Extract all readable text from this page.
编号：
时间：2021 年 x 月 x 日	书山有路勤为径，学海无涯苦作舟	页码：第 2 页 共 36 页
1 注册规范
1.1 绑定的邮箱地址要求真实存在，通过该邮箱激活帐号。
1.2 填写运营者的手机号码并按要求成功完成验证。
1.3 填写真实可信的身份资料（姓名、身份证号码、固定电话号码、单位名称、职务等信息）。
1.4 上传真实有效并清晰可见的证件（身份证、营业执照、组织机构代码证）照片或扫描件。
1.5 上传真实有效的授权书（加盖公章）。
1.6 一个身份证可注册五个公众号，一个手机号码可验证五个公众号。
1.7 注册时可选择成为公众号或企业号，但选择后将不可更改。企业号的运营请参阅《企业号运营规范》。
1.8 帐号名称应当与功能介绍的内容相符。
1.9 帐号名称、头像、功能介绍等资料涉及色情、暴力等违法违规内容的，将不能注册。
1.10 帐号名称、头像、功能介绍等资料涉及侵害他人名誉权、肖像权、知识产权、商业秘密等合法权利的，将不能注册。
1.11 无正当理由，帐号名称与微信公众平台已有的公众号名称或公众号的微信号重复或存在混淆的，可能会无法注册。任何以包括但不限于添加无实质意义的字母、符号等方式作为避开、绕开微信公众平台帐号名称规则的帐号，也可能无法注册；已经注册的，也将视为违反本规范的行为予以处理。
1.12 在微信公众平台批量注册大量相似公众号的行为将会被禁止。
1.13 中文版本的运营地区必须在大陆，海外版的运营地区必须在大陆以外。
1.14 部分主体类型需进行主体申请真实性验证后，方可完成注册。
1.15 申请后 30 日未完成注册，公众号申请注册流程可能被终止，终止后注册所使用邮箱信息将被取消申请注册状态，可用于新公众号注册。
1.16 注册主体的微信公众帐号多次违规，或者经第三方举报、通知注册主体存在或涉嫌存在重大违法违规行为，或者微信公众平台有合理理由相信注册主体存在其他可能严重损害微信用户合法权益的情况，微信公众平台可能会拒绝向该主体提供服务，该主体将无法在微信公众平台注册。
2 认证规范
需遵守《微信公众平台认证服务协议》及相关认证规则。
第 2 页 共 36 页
━━━━
Requirements »
Write the material out again in its entirety, exactly as shown.

Final result »
Extract all readable text from this page.
编号：
时间：2021 年 x 月 x 日	书山有路勤为径，学海无涯苦作舟	页码：第 2 页 共 36 页
1 注册规范
1.1 绑定的邮箱地址要求真实存在，通过该邮箱激活帐号。
1.2 填写运营者的手机号码并按要求成功完成验证。
1.3 填写真实可信的身份资料（姓名、身份证号码、固定电话号码、单位名称、职务等信息）。
1.4 上传真实有效并清晰可见的证件（身份证、营业执照、组织机构代码证）照片或扫描件。
1.5 上传真实有效的授权书（加盖公章）。
1.6 一个身份证可注册五个公众号，一个手机号码可验证五个公众号。
1.7 注册时可选择成为公众号或企业号，但选择后将不可更改。企业号的运营请参阅《企业号运营规范》。
1.8 帐号名称应当与功能介绍的内容相符。
1.9 帐号名称、头像、功能介绍等资料涉及色情、暴力等违法违规内容的，将不能注册。
1.10 帐号名称、头像、功能介绍等资料涉及侵害他人名誉权、肖像权、知识产权、商业秘密等合法权利的，将不能注册。
1.11 无正当理由，帐号名称与微信公众平台已有的公众号名称或公众号的微信号重复或存在混淆的，可能会无法注册。任何以包括但不限于添加无实质意义的字母、符号等方式作为避开、绕开微信公众平台帐号名称规则的帐号，也可能无法注册；已经注册的，也将视为违反本规范的行为予以处理。
1.12 在微信公众平台批量注册大量相似公众号的行为将会被禁止。
1.13 中文版本的运营地区必须在大陆，海外版的运营地区必须在大陆以外。
1.14 部分主体类型需进行主体申请真实性验证后，方可完成注册。
1.15 申请后 30 日未完成注册，公众号申请注册流程可能被终止，终止后注册所使用邮箱信息将被取消申请注册状态，可用于新公众号注册。
1.16 注册主体的微信公众帐号多次违规，或者经第三方举报、通知注册主体存在或涉嫌存在重大违法违规行为，或者微信公众平台有合理理由相信注册主体存在其他可能严重损害微信用户合法权益的情况，微信公众平台可能会拒绝向该主体提供服务，该主体将无法在微信公众平台注册。
2 认证规范
需遵守《微信公众平台认证服务协议》及相关认证规则。
第 2 页 共 36 页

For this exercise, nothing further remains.